## PROBLEM
Repeat each entry as written and leave the images out of the copy.

○ ○ ○

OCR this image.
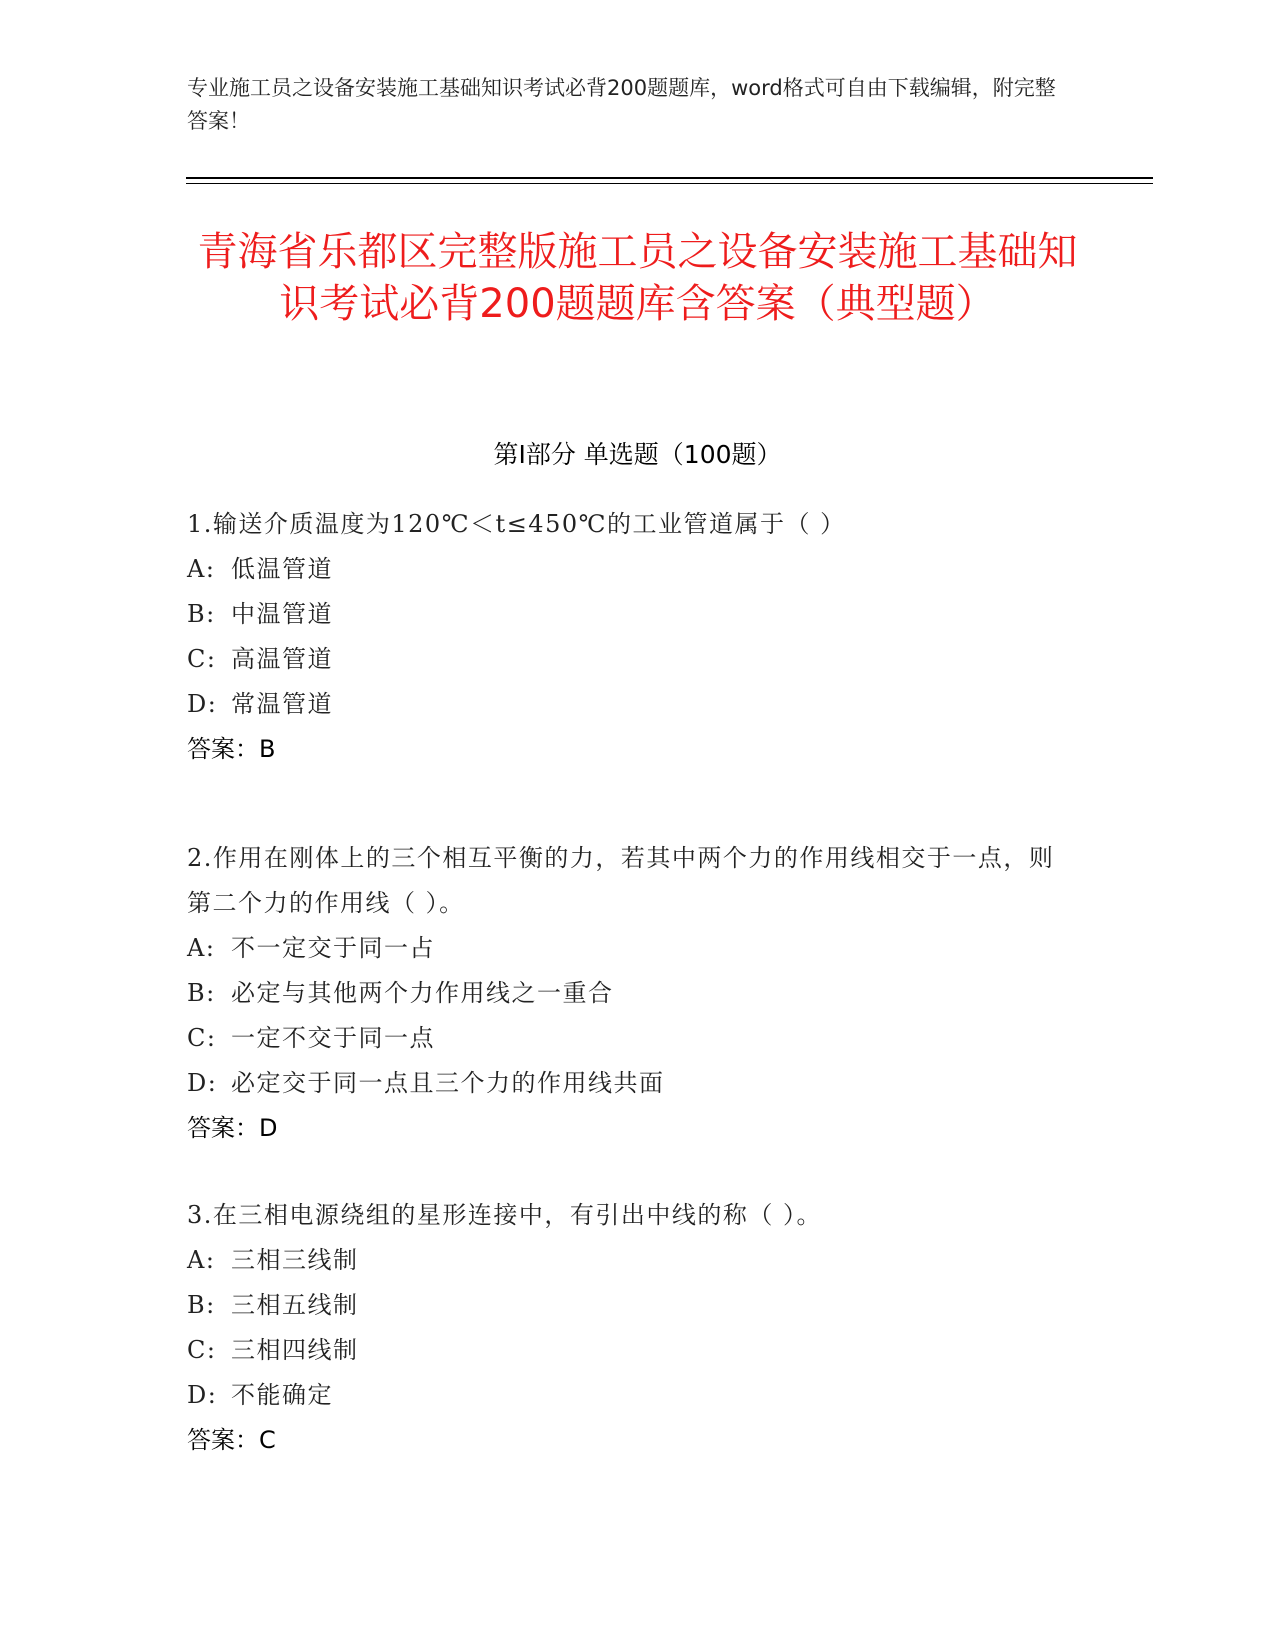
专业施工员之设备安装施工基础知识考试必背200题题库，word格式可自由下载编辑，附完整答案！
青海省乐都区完整版施工员之设备安装施工基础知识考试必背200题题库含答案（典型题）
第Ⅰ部分 单选题（100题）
1.输送介质温度为120℃＜t≤450℃的工业管道属于（ ）
A: 低温管道
B: 中温管道
C: 高温管道
D: 常温管道
答案：B
2.作用在刚体上的三个相互平衡的力，若其中两个力的作用线相交于一点，则第二个力的作用线（ ）。
A: 不一定交于同一占
B: 必定与其他两个力作用线之一重合
C: 一定不交于同一点
D: 必定交于同一点且三个力的作用线共面
答案：D
3.在三相电源绕组的星形连接中，有引出中线的称（ ）。
A: 三相三线制
B: 三相五线制
C: 三相四线制
D: 不能确定
答案：C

○ ○ ○

## THE SOLUTION
OCR this image.
专业施工员之设备安装施工基础知识考试必背200题题库，word格式可自由下载编辑，附完整答案！
青海省乐都区完整版施工员之设备安装施工基础知识考试必背200题题库含答案（典型题）
第Ⅰ部分 单选题（100题）
1.输送介质温度为120℃＜t≤450℃的工业管道属于（ ）
A: 低温管道
B: 中温管道
C: 高温管道
D: 常温管道
答案：B
2.作用在刚体上的三个相互平衡的力，若其中两个力的作用线相交于一点，则第二个力的作用线（ ）。
A: 不一定交于同一占
B: 必定与其他两个力作用线之一重合
C: 一定不交于同一点
D: 必定交于同一点且三个力的作用线共面
答案：D
3.在三相电源绕组的星形连接中，有引出中线的称（ ）。
A: 三相三线制
B: 三相五线制
C: 三相四线制
D: 不能确定
答案：C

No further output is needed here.